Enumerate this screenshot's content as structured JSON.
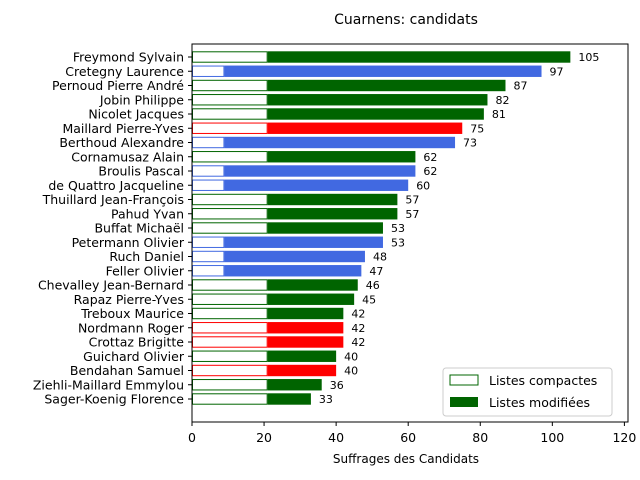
{
  "chart_data": {
    "type": "bar",
    "orientation": "horizontal",
    "title": "Cuarnens: candidats",
    "xlabel": "Suffrages des Candidats",
    "ylabel": "",
    "xlim": [
      0,
      121
    ],
    "xticks": [
      "0",
      "20",
      "40",
      "60",
      "80",
      "100",
      "120"
    ],
    "xtick_values": [
      0,
      20,
      40,
      60,
      80,
      100,
      120
    ],
    "legend_position": "bottom-right",
    "legend": [
      {
        "label": "Listes compactes",
        "style": "outline",
        "color": "#006400"
      },
      {
        "label": "Listes modifiées",
        "style": "filled",
        "color": "#006400"
      }
    ],
    "categories": [
      "Freymond Sylvain",
      "Cretegny Laurence",
      "Pernoud Pierre André",
      "Jobin Philippe",
      "Nicolet Jacques",
      "Maillard Pierre-Yves",
      "Berthoud Alexandre",
      "Cornamusaz Alain",
      "Broulis Pascal",
      "de Quattro Jacqueline",
      "Thuillard Jean-François",
      "Pahud Yvan",
      "Buffat Michaël",
      "Petermann Olivier",
      "Ruch Daniel",
      "Feller Olivier",
      "Chevalley Jean-Bernard",
      "Rapaz Pierre-Yves",
      "Treboux Maurice",
      "Nordmann Roger",
      "Crottaz Brigitte",
      "Guichard Olivier",
      "Bendahan Samuel",
      "Ziehli-Maillard Emmylou",
      "Sager-Koenig Florence"
    ],
    "totals": [
      105,
      97,
      87,
      82,
      81,
      75,
      73,
      62,
      62,
      60,
      57,
      57,
      53,
      53,
      48,
      47,
      46,
      45,
      42,
      42,
      42,
      40,
      40,
      36,
      33
    ],
    "compact": [
      21,
      9,
      21,
      21,
      21,
      21,
      9,
      21,
      9,
      9,
      21,
      21,
      21,
      9,
      9,
      9,
      21,
      21,
      21,
      21,
      21,
      21,
      21,
      21,
      21
    ],
    "colors": [
      "#006400",
      "#4169e1",
      "#006400",
      "#006400",
      "#006400",
      "#ff0000",
      "#4169e1",
      "#006400",
      "#4169e1",
      "#4169e1",
      "#006400",
      "#006400",
      "#006400",
      "#4169e1",
      "#4169e1",
      "#4169e1",
      "#006400",
      "#006400",
      "#006400",
      "#ff0000",
      "#ff0000",
      "#006400",
      "#ff0000",
      "#006400",
      "#006400"
    ],
    "data_labels": [
      "105",
      "97",
      "87",
      "82",
      "81",
      "75",
      "73",
      "62",
      "62",
      "60",
      "57",
      "57",
      "53",
      "53",
      "48",
      "47",
      "46",
      "45",
      "42",
      "42",
      "42",
      "40",
      "40",
      "36",
      "33"
    ]
  }
}
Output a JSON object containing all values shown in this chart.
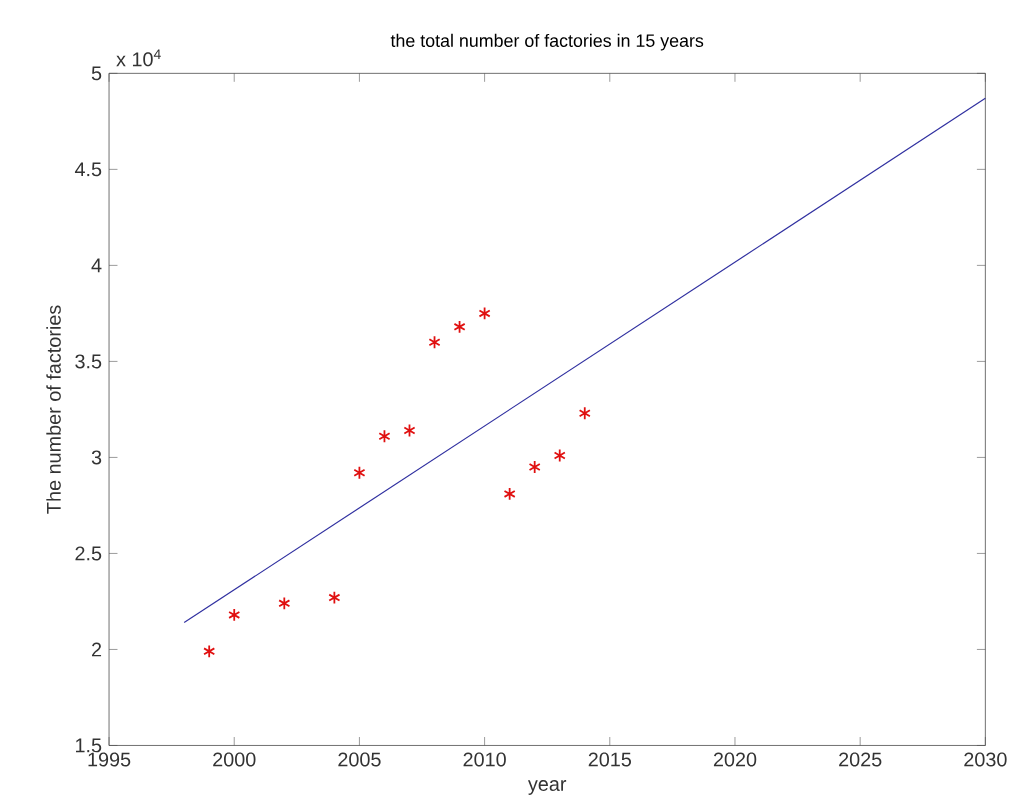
{
  "chart_data": {
    "type": "scatter",
    "title": "the total number of factories in 15 years",
    "xlabel": "year",
    "ylabel": "The number of factories",
    "annotations": [
      "x 10$^{4}$"
    ],
    "xlim": [
      1995,
      2030
    ],
    "xticks": [
      1995,
      2000,
      2005,
      2010,
      2015,
      2020,
      2025,
      2030
    ],
    "ylim": [
      1.5,
      5
    ],
    "yticks": [
      1.5,
      2,
      2.5,
      3,
      3.5,
      4,
      4.5,
      5
    ],
    "grid": false,
    "series": [
      {
        "marker": "cross",
        "color": "#e01010",
        "x": [
          1999,
          2000,
          2002,
          2004,
          2005,
          2006,
          2007,
          2008,
          2009,
          2010,
          2011,
          2012,
          2013,
          2014
        ],
        "values": [
          1.99,
          2.18,
          2.24,
          2.27,
          2.92,
          3.11,
          3.14,
          3.6,
          3.68,
          3.75,
          2.81,
          2.95,
          3.01,
          3.23
        ]
      },
      {
        "type": "line",
        "marker": "none",
        "line_style": "solid",
        "color": "#3030a0",
        "x": [
          1998,
          2030
        ],
        "values": [
          2.14,
          4.87
        ]
      }
    ]
  }
}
● ● ● ● ● ● ●
*TO BE DONE*.
Restate the data above exactly, stripping out each image.

*SOLUTION FOR THIS TASK*.
Enumerate this screenshot's content as structured JSON.
{
  "chart_data": {
    "type": "bar",
    "orientation": "horizontal",
    "title": "Cuarnens: candidats",
    "xlabel": "Suffrages des Candidats",
    "ylabel": "",
    "xlim": [
      0,
      121
    ],
    "xticks": [
      "0",
      "20",
      "40",
      "60",
      "80",
      "100",
      "120"
    ],
    "xtick_values": [
      0,
      20,
      40,
      60,
      80,
      100,
      120
    ],
    "legend_position": "bottom-right",
    "legend": [
      {
        "label": "Listes compactes",
        "style": "outline",
        "color": "#006400"
      },
      {
        "label": "Listes modifiées",
        "style": "filled",
        "color": "#006400"
      }
    ],
    "categories": [
      "Freymond Sylvain",
      "Cretegny Laurence",
      "Pernoud Pierre André",
      "Jobin Philippe",
      "Nicolet Jacques",
      "Maillard Pierre-Yves",
      "Berthoud Alexandre",
      "Cornamusaz Alain",
      "Broulis Pascal",
      "de Quattro Jacqueline",
      "Thuillard Jean-François",
      "Pahud Yvan",
      "Buffat Michaël",
      "Petermann Olivier",
      "Ruch Daniel",
      "Feller Olivier",
      "Chevalley Jean-Bernard",
      "Rapaz Pierre-Yves",
      "Treboux Maurice",
      "Nordmann Roger",
      "Crottaz Brigitte",
      "Guichard Olivier",
      "Bendahan Samuel",
      "Ziehli-Maillard Emmylou",
      "Sager-Koenig Florence"
    ],
    "totals": [
      105,
      97,
      87,
      82,
      81,
      75,
      73,
      62,
      62,
      60,
      57,
      57,
      53,
      53,
      48,
      47,
      46,
      45,
      42,
      42,
      42,
      40,
      40,
      36,
      33
    ],
    "compact": [
      21,
      9,
      21,
      21,
      21,
      21,
      9,
      21,
      9,
      9,
      21,
      21,
      21,
      9,
      9,
      9,
      21,
      21,
      21,
      21,
      21,
      21,
      21,
      21,
      21
    ],
    "colors": [
      "#006400",
      "#4169e1",
      "#006400",
      "#006400",
      "#006400",
      "#ff0000",
      "#4169e1",
      "#006400",
      "#4169e1",
      "#4169e1",
      "#006400",
      "#006400",
      "#006400",
      "#4169e1",
      "#4169e1",
      "#4169e1",
      "#006400",
      "#006400",
      "#006400",
      "#ff0000",
      "#ff0000",
      "#006400",
      "#ff0000",
      "#006400",
      "#006400"
    ],
    "data_labels": [
      "105",
      "97",
      "87",
      "82",
      "81",
      "75",
      "73",
      "62",
      "62",
      "60",
      "57",
      "57",
      "53",
      "53",
      "48",
      "47",
      "46",
      "45",
      "42",
      "42",
      "42",
      "40",
      "40",
      "36",
      "33"
    ]
  }
}
Output a JSON object containing all values shown in this chart.
{
  "chart_data": {
    "type": "scatter",
    "title": "the total number of factories in 15 years",
    "xlabel": "year",
    "ylabel": "The number of factories",
    "annotations": [
      "x 10$^{4}$"
    ],
    "xlim": [
      1995,
      2030
    ],
    "xticks": [
      1995,
      2000,
      2005,
      2010,
      2015,
      2020,
      2025,
      2030
    ],
    "ylim": [
      1.5,
      5
    ],
    "yticks": [
      1.5,
      2,
      2.5,
      3,
      3.5,
      4,
      4.5,
      5
    ],
    "grid": false,
    "series": [
      {
        "marker": "cross",
        "color": "#e01010",
        "x": [
          1999,
          2000,
          2002,
          2004,
          2005,
          2006,
          2007,
          2008,
          2009,
          2010,
          2011,
          2012,
          2013,
          2014
        ],
        "values": [
          1.99,
          2.18,
          2.24,
          2.27,
          2.92,
          3.11,
          3.14,
          3.6,
          3.68,
          3.75,
          2.81,
          2.95,
          3.01,
          3.23
        ]
      },
      {
        "type": "line",
        "marker": "none",
        "line_style": "solid",
        "color": "#3030a0",
        "x": [
          1998,
          2030
        ],
        "values": [
          2.14,
          4.87
        ]
      }
    ]
  }
}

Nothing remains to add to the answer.